Problem requirements:
Select every line holding the word "technology" and copy it.

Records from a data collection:
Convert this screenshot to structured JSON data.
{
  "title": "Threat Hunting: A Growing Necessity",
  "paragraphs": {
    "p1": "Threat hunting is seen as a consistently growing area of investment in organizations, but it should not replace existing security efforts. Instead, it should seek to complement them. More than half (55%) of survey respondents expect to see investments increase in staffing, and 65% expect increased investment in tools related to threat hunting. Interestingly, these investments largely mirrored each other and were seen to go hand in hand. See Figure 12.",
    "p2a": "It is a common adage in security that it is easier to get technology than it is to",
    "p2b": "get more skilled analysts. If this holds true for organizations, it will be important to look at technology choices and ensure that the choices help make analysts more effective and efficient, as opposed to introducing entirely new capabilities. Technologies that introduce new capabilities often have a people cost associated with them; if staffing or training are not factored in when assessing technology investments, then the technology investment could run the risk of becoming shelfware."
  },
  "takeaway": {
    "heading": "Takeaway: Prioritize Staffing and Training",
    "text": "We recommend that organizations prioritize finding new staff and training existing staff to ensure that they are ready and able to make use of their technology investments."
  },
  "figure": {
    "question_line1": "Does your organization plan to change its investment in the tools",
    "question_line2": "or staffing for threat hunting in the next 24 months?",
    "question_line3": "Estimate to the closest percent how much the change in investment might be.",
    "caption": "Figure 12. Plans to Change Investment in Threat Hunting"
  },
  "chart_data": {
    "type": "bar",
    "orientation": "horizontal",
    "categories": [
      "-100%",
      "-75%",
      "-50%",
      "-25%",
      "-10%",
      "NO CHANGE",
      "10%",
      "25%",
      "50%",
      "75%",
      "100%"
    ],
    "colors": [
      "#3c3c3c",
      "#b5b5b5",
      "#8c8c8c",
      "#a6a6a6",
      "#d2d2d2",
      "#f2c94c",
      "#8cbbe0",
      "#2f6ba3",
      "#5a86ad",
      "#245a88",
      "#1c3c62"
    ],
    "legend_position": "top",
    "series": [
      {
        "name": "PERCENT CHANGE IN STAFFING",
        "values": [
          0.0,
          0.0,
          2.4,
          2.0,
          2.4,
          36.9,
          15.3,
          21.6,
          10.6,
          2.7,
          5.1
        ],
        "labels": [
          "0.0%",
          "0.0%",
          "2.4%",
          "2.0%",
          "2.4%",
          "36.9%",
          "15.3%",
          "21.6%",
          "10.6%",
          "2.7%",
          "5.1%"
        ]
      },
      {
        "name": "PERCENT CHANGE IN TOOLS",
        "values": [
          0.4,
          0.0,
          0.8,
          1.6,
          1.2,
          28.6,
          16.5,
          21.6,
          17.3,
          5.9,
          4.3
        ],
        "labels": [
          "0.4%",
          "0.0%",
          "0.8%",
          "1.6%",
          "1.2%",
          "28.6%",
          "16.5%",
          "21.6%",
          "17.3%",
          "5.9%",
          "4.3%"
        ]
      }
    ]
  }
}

Final result:
    "p2a": "It is a common adage in security that it is easier to get technology than it is to",
    "p2b": "get more skilled analysts. If this holds true for organizations, it will be important to look at technology choices and ensure that the choices help make analysts more effective and efficient, as opposed to introducing entirely new capabilities. Technologies that introduce new capabilities often have a people cost associated with them; if staffing or training are not factored in when assessing technology investments, then the technology investment could run the risk of becoming shelfware."
    "text": "We recommend that organizations prioritize finding new staff and training existing staff to ensure that they are ready and able to make use of their technology investments."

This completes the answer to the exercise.